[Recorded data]

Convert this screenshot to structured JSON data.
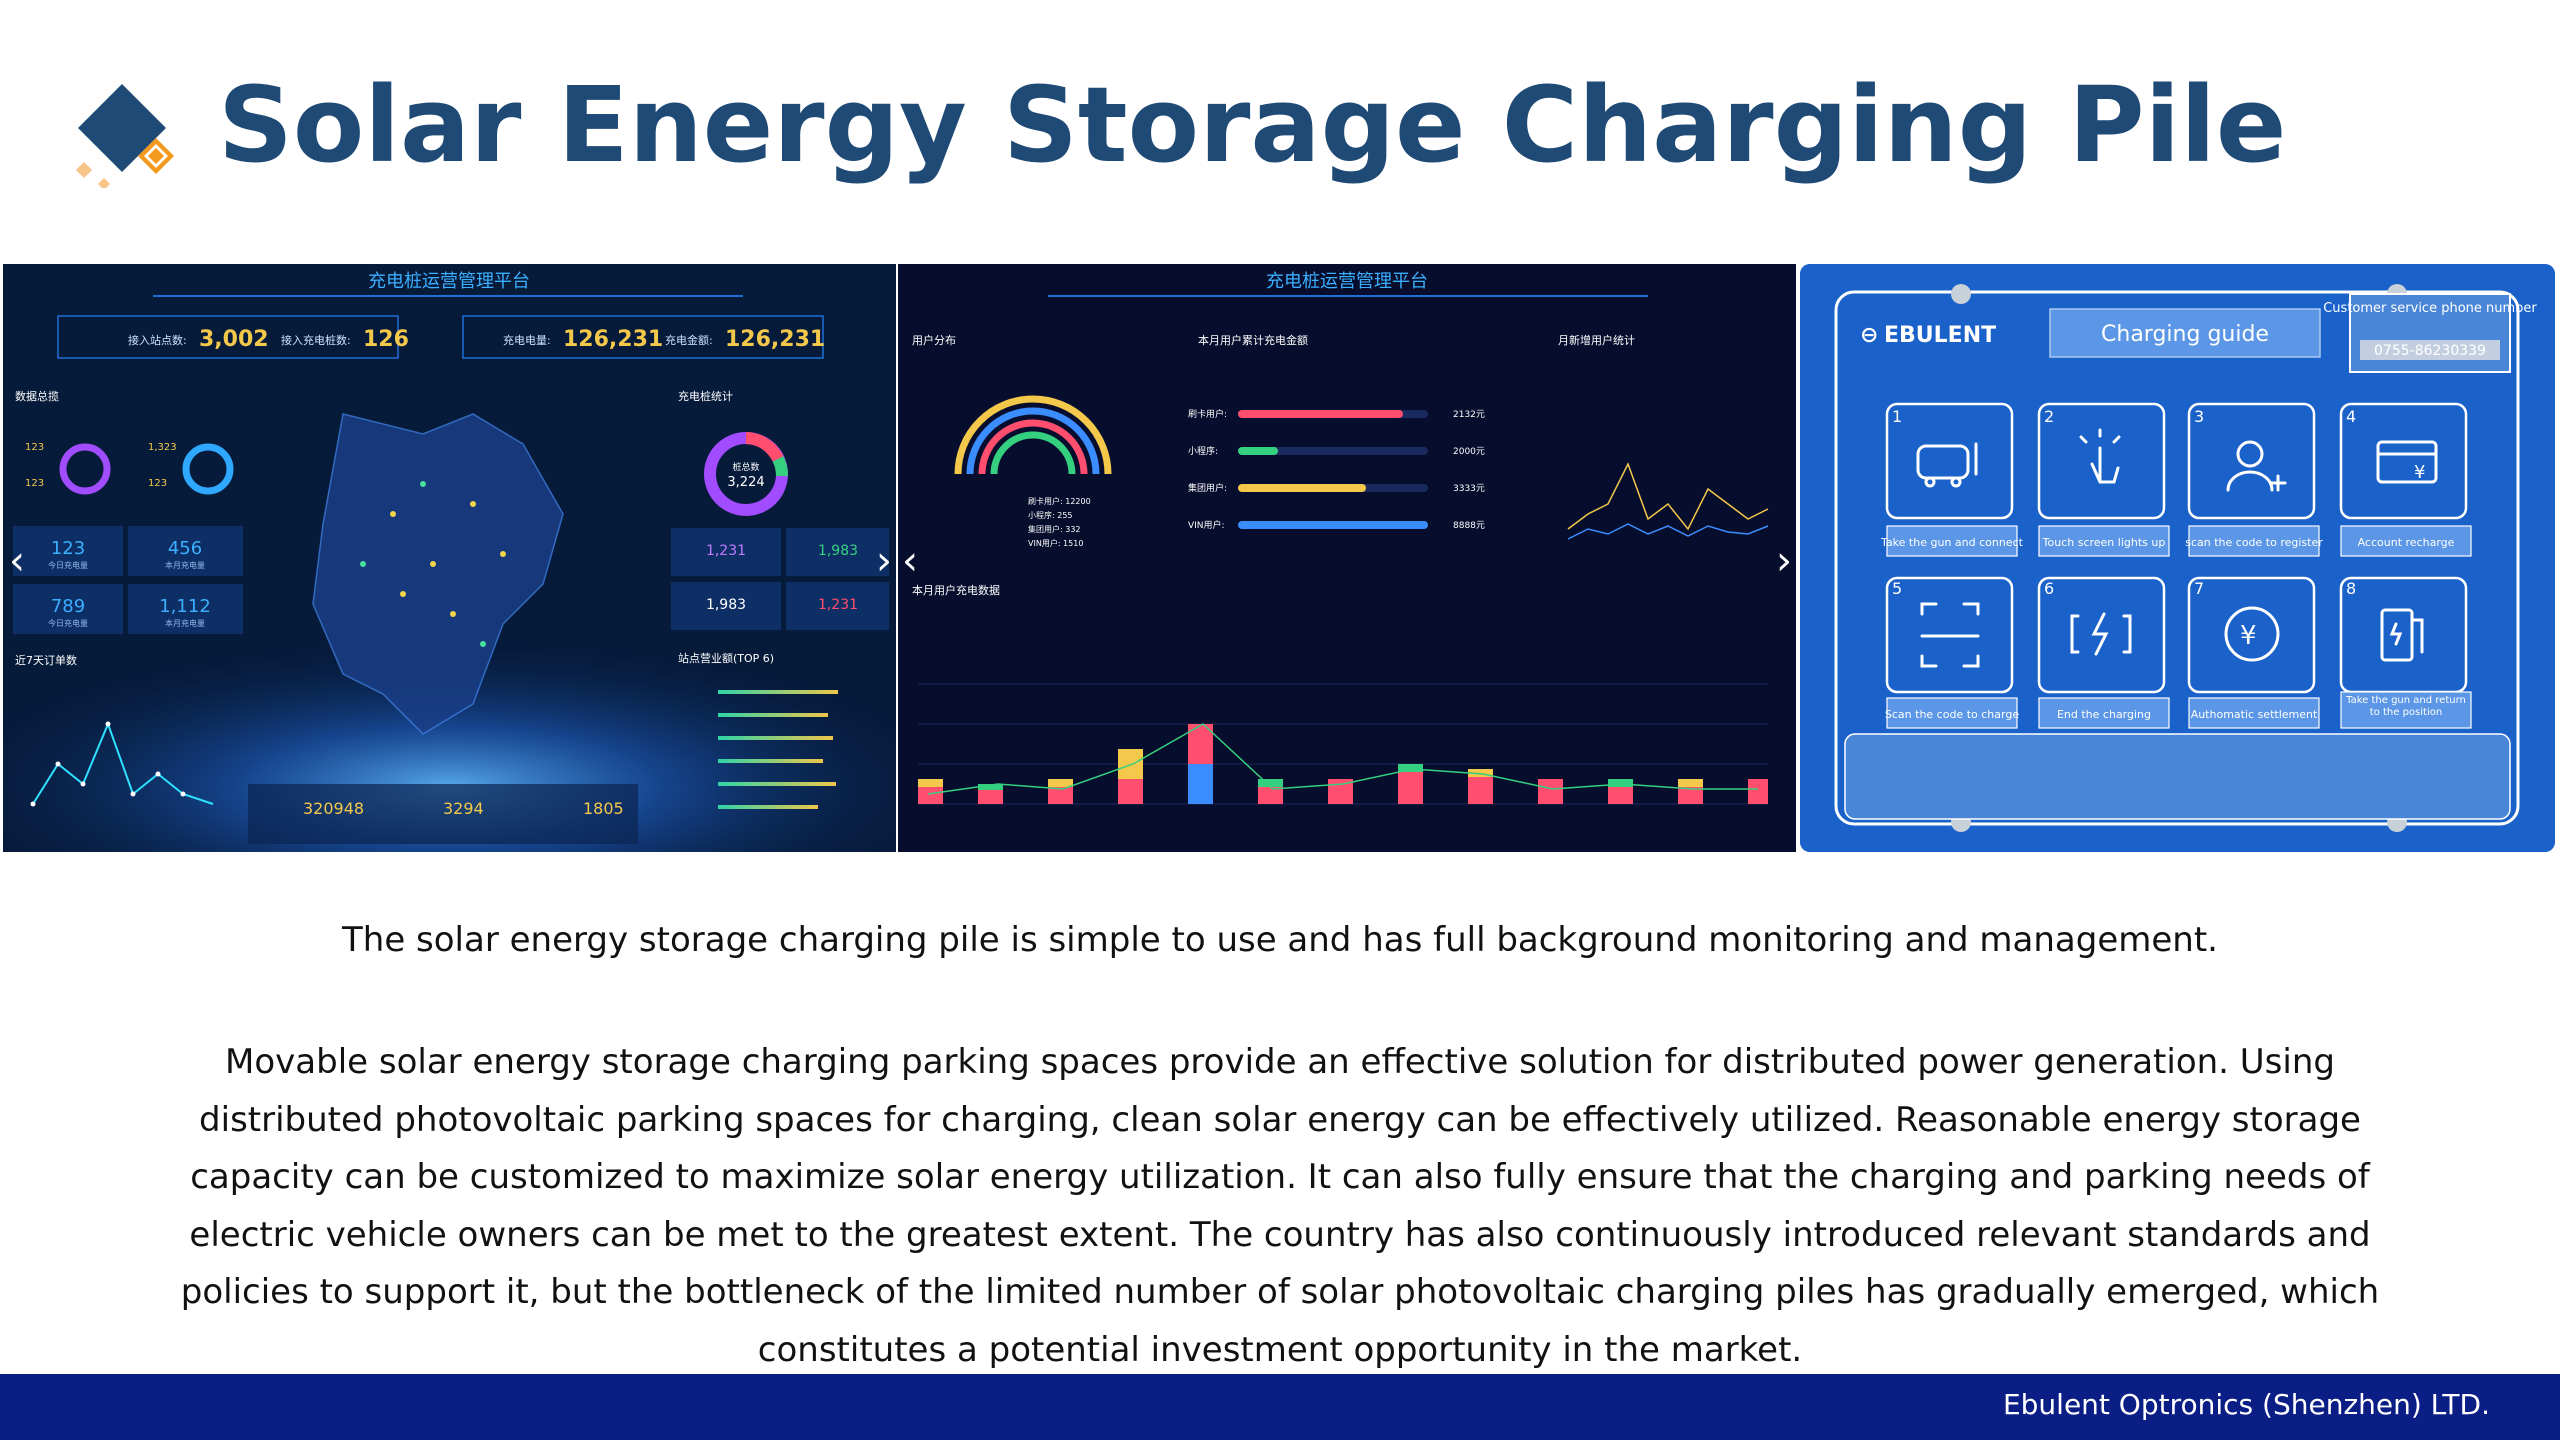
{
  "title": "Solar Energy Storage Charging Pile",
  "caption": "The solar energy storage charging pile is simple to use and has full background monitoring and management.",
  "paragraph": "Movable solar energy storage charging parking spaces provide an effective solution for distributed power generation. Using distributed photovoltaic parking spaces for charging, clean solar energy can be effectively utilized. Reasonable energy storage capacity can be customized to maximize solar energy utilization. It can also fully ensure that the charging and parking needs of electric vehicle owners can be met to the greatest extent. The country has also continuously introduced relevant standards and policies to support it, but the bottleneck of the limited number of solar photovoltaic charging piles has gradually emerged, which constitutes a potential investment opportunity in the market.",
  "footer": "Ebulent Optronics (Shenzhen) LTD.",
  "colors": {
    "title": "#1f4a76",
    "footer_bg": "#0b1e86",
    "logo_dark": "#1f4a76",
    "logo_accent": "#f39a1e",
    "guide_blue": "#1a62c9"
  },
  "dashboard1": {
    "header": "充电桩运营管理平台",
    "stats": [
      {
        "label": "接入站点数:",
        "value": "3,002"
      },
      {
        "label": "接入充电桩数:",
        "value": "126"
      },
      {
        "label": "充电电量:",
        "value": "126,231"
      },
      {
        "label": "充电金额:",
        "value": "126,231"
      }
    ],
    "left_section": "数据总揽",
    "left_values": [
      "123",
      "1,323",
      "123",
      "123"
    ],
    "tiles": [
      {
        "value": "123",
        "label": "今日充电量"
      },
      {
        "value": "456",
        "label": "本月充电量"
      },
      {
        "value": "789",
        "label": "今日充电量"
      },
      {
        "value": "1,112",
        "label": "本月充电量"
      }
    ],
    "order_section": "近7天订单数",
    "right_section": "充电桩统计",
    "donut_total_label": "桩总数",
    "donut_total": "3,224",
    "right_tiles": [
      "1,231",
      "1,983",
      "1,983",
      "1,231"
    ],
    "top_section": "站点营业额(TOP 6)",
    "bottom_stats": [
      "320948",
      "3294",
      "1805"
    ]
  },
  "dashboard2": {
    "header": "充电桩运营管理平台",
    "sections": [
      "用户分布",
      "本月用户累计充电金额",
      "月新增用户统计",
      "本月用户充电数据"
    ],
    "bars": [
      {
        "label": "刷卡用户:",
        "value": "2132元"
      },
      {
        "label": "小程序:",
        "value": "2000元"
      },
      {
        "label": "集团用户:",
        "value": "3333元"
      },
      {
        "label": "VIN用户:",
        "value": "8888元"
      }
    ],
    "users": [
      "刷卡用户: 12200",
      "小程序: 255",
      "集团用户: 332",
      "VIN用户: 1510"
    ]
  },
  "guide": {
    "brand": "EBULENT",
    "title": "Charging guide",
    "service_label": "Customer service phone number",
    "service_phone": "0755-86230339",
    "steps": [
      {
        "n": "1",
        "label": "Take the gun and connect",
        "icon": "car-icon"
      },
      {
        "n": "2",
        "label": "Touch screen lights up",
        "icon": "touch-icon"
      },
      {
        "n": "3",
        "label": "scan the code to register",
        "icon": "user-add-icon"
      },
      {
        "n": "4",
        "label": "Account recharge",
        "icon": "card-yuan-icon"
      },
      {
        "n": "5",
        "label": "Scan the code to charge",
        "icon": "scan-icon"
      },
      {
        "n": "6",
        "label": "End the charging",
        "icon": "battery-charge-icon"
      },
      {
        "n": "7",
        "label": "Authomatic settlement",
        "icon": "yuan-cycle-icon"
      },
      {
        "n": "8",
        "label": "Take the gun and return to the position",
        "icon": "fuel-gun-icon"
      }
    ]
  }
}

**WHAT YOU WILL DO**
Using the data above, print every line exactly, omitting pictures.

**OUTPUT FOR THIS TASK**
Convert this screenshot to structured JSON data.
{
  "title": "Solar Energy Storage Charging Pile",
  "caption": "The solar energy storage charging pile is simple to use and has full background monitoring and management.",
  "paragraph": "Movable solar energy storage charging parking spaces provide an effective solution for distributed power generation. Using distributed photovoltaic parking spaces for charging, clean solar energy can be effectively utilized. Reasonable energy storage capacity can be customized to maximize solar energy utilization. It can also fully ensure that the charging and parking needs of electric vehicle owners can be met to the greatest extent. The country has also continuously introduced relevant standards and policies to support it, but the bottleneck of the limited number of solar photovoltaic charging piles has gradually emerged, which constitutes a potential investment opportunity in the market.",
  "footer": "Ebulent Optronics (Shenzhen) LTD.",
  "colors": {
    "title": "#1f4a76",
    "footer_bg": "#0b1e86",
    "logo_dark": "#1f4a76",
    "logo_accent": "#f39a1e",
    "guide_blue": "#1a62c9"
  },
  "dashboard1": {
    "header": "充电桩运营管理平台",
    "stats": [
      {
        "label": "接入站点数:",
        "value": "3,002"
      },
      {
        "label": "接入充电桩数:",
        "value": "126"
      },
      {
        "label": "充电电量:",
        "value": "126,231"
      },
      {
        "label": "充电金额:",
        "value": "126,231"
      }
    ],
    "left_section": "数据总揽",
    "left_values": [
      "123",
      "1,323",
      "123",
      "123"
    ],
    "tiles": [
      {
        "value": "123",
        "label": "今日充电量"
      },
      {
        "value": "456",
        "label": "本月充电量"
      },
      {
        "value": "789",
        "label": "今日充电量"
      },
      {
        "value": "1,112",
        "label": "本月充电量"
      }
    ],
    "order_section": "近7天订单数",
    "right_section": "充电桩统计",
    "donut_total_label": "桩总数",
    "donut_total": "3,224",
    "right_tiles": [
      "1,231",
      "1,983",
      "1,983",
      "1,231"
    ],
    "top_section": "站点营业额(TOP 6)",
    "bottom_stats": [
      "320948",
      "3294",
      "1805"
    ]
  },
  "dashboard2": {
    "header": "充电桩运营管理平台",
    "sections": [
      "用户分布",
      "本月用户累计充电金额",
      "月新增用户统计",
      "本月用户充电数据"
    ],
    "bars": [
      {
        "label": "刷卡用户:",
        "value": "2132元"
      },
      {
        "label": "小程序:",
        "value": "2000元"
      },
      {
        "label": "集团用户:",
        "value": "3333元"
      },
      {
        "label": "VIN用户:",
        "value": "8888元"
      }
    ],
    "users": [
      "刷卡用户: 12200",
      "小程序: 255",
      "集团用户: 332",
      "VIN用户: 1510"
    ]
  },
  "guide": {
    "brand": "EBULENT",
    "title": "Charging guide",
    "service_label": "Customer service phone number",
    "service_phone": "0755-86230339",
    "steps": [
      {
        "n": "1",
        "label": "Take the gun and connect",
        "icon": "car-icon"
      },
      {
        "n": "2",
        "label": "Touch screen lights up",
        "icon": "touch-icon"
      },
      {
        "n": "3",
        "label": "scan the code to register",
        "icon": "user-add-icon"
      },
      {
        "n": "4",
        "label": "Account recharge",
        "icon": "card-yuan-icon"
      },
      {
        "n": "5",
        "label": "Scan the code to charge",
        "icon": "scan-icon"
      },
      {
        "n": "6",
        "label": "End the charging",
        "icon": "battery-charge-icon"
      },
      {
        "n": "7",
        "label": "Authomatic settlement",
        "icon": "yuan-cycle-icon"
      },
      {
        "n": "8",
        "label": "Take the gun and return to the position",
        "icon": "fuel-gun-icon"
      }
    ]
  }
}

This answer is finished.